Dataset rows about figures
"""

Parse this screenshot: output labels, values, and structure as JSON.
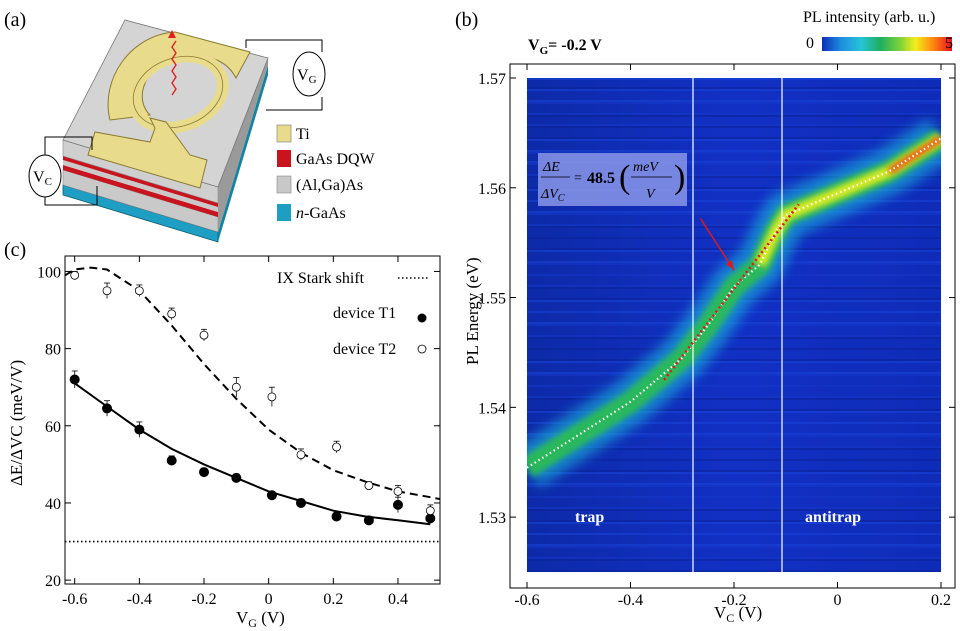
{
  "panel_a": {
    "label": "(a)",
    "vg_label": "V",
    "vg_sub": "G",
    "vc_label": "V",
    "vc_sub": "C",
    "legend": [
      {
        "name": "Ti",
        "italic_prefix": "",
        "color": "#e8dc8c"
      },
      {
        "name": "GaAs DQW",
        "italic_prefix": "",
        "color": "#c8141e"
      },
      {
        "name": "(Al,Ga)As",
        "italic_prefix": "",
        "color": "#c8c8c8"
      },
      {
        "name": "-GaAs",
        "italic_prefix": "n",
        "color": "#1e9ec3"
      }
    ]
  },
  "panel_b": {
    "label": "(b)",
    "vg_note": "V",
    "vg_note_sub": "G",
    "vg_note_value": "= -0.2 V",
    "colorbar_title": "PL intensity (arb. u.)",
    "colorbar_min": "0",
    "colorbar_max": "5",
    "region_trap": "trap",
    "region_antitrap": "antitrap",
    "annotation_value": "48.5"
  },
  "panel_c": {
    "label": "(c)",
    "legend_stark": "IX Stark shift",
    "legend_t1": "device T1",
    "legend_t2": "device T2"
  },
  "chart_data": [
    {
      "type": "scatter",
      "panel": "(c)",
      "xlabel": "V_G (V)",
      "ylabel": "ΔE/ΔVC (meV/V)",
      "xlim": [
        -0.63,
        0.53
      ],
      "ylim": [
        19,
        104
      ],
      "xticks": [
        -0.6,
        -0.4,
        -0.2,
        0,
        0.2,
        0.4
      ],
      "xtick_labels": [
        "-0.6",
        "-0.4",
        "-0.2",
        "0",
        "0.2",
        "0.4"
      ],
      "yticks": [
        20,
        40,
        60,
        80,
        100
      ],
      "ytick_labels": [
        "20",
        "40",
        "60",
        "80",
        "100"
      ],
      "series": [
        {
          "name": "device T1",
          "marker": "filled",
          "x": [
            -0.6,
            -0.5,
            -0.4,
            -0.3,
            -0.2,
            -0.1,
            0.01,
            0.1,
            0.21,
            0.31,
            0.4,
            0.5
          ],
          "y": [
            72,
            64.5,
            59,
            51,
            48,
            46.5,
            42,
            40,
            36.5,
            35.5,
            39.5,
            36
          ],
          "err": [
            2.2,
            2,
            2,
            1.2,
            1,
            1,
            1,
            1,
            1,
            1,
            2,
            1
          ]
        },
        {
          "name": "device T2",
          "marker": "open",
          "x": [
            -0.6,
            -0.5,
            -0.4,
            -0.3,
            -0.2,
            -0.1,
            0.01,
            0.1,
            0.21,
            0.31,
            0.4,
            0.5
          ],
          "y": [
            99,
            95,
            95,
            89,
            83.5,
            70,
            67.5,
            52.5,
            54.5,
            44.5,
            43,
            38
          ],
          "err": [
            1,
            2,
            1.5,
            1.5,
            1.5,
            2.5,
            2.5,
            1.5,
            1.5,
            1,
            1.5,
            1.5
          ]
        },
        {
          "name": "device T1 fit",
          "style": "solid",
          "x": [
            -0.6,
            -0.5,
            -0.4,
            -0.3,
            -0.2,
            -0.1,
            0,
            0.1,
            0.2,
            0.3,
            0.4,
            0.45,
            0.5
          ],
          "y": [
            71,
            65,
            59,
            54,
            50,
            46.5,
            43,
            40.5,
            38,
            36.5,
            35.5,
            35,
            34.5
          ]
        },
        {
          "name": "device T2 fit",
          "style": "dashed",
          "x": [
            -0.63,
            -0.6,
            -0.55,
            -0.5,
            -0.4,
            -0.3,
            -0.2,
            -0.1,
            0,
            0.1,
            0.2,
            0.3,
            0.4,
            0.5,
            0.53
          ],
          "y": [
            99,
            100.5,
            101,
            100.5,
            95,
            86,
            76,
            67,
            59,
            53,
            48.5,
            45.5,
            43,
            41.5,
            41
          ]
        },
        {
          "name": "IX Stark shift",
          "style": "dotted",
          "x": [
            -0.63,
            0.53
          ],
          "y": [
            30,
            30
          ]
        }
      ]
    },
    {
      "type": "heatmap",
      "panel": "(b)",
      "xlabel": "V_C (V)",
      "ylabel": "PL Energy (eV)",
      "xlim": [
        -0.6,
        0.2
      ],
      "ylim": [
        1.525,
        1.57
      ],
      "xticks": [
        -0.6,
        -0.4,
        -0.2,
        0,
        0.2
      ],
      "xtick_labels": [
        "-0.6",
        "-0.4",
        "-0.2",
        "0",
        "0.2"
      ],
      "yticks": [
        1.53,
        1.54,
        1.55,
        1.56,
        1.57
      ],
      "ytick_labels": [
        "1.53",
        "1.54",
        "1.55",
        "1.56",
        "1.57"
      ],
      "colorbar_range": [
        0,
        5
      ],
      "peak_line": {
        "x": [
          -0.6,
          -0.5,
          -0.4,
          -0.3,
          -0.25,
          -0.2,
          -0.15,
          -0.12,
          -0.1,
          -0.05,
          0,
          0.1,
          0.2
        ],
        "y": [
          1.5345,
          1.5375,
          1.5405,
          1.5445,
          1.5475,
          1.551,
          1.553,
          1.556,
          1.5575,
          1.5585,
          1.5595,
          1.5615,
          1.5645
        ]
      },
      "vertical_lines_x": [
        -0.28,
        -0.115
      ],
      "stark_fit_line": {
        "x": [
          -0.335,
          -0.075
        ],
        "y": [
          1.5425,
          1.5585
        ]
      },
      "arrow": {
        "from": [
          -0.265,
          1.5572
        ],
        "to": [
          -0.2,
          1.5525
        ]
      }
    }
  ]
}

"""

TASK
Where a line in the material above holds "ylabel", copy that line.

OUTPUT BELOW
      "ylabel": "ΔE/ΔVC (meV/V)",
      "ylabel": "PL Energy (eV)",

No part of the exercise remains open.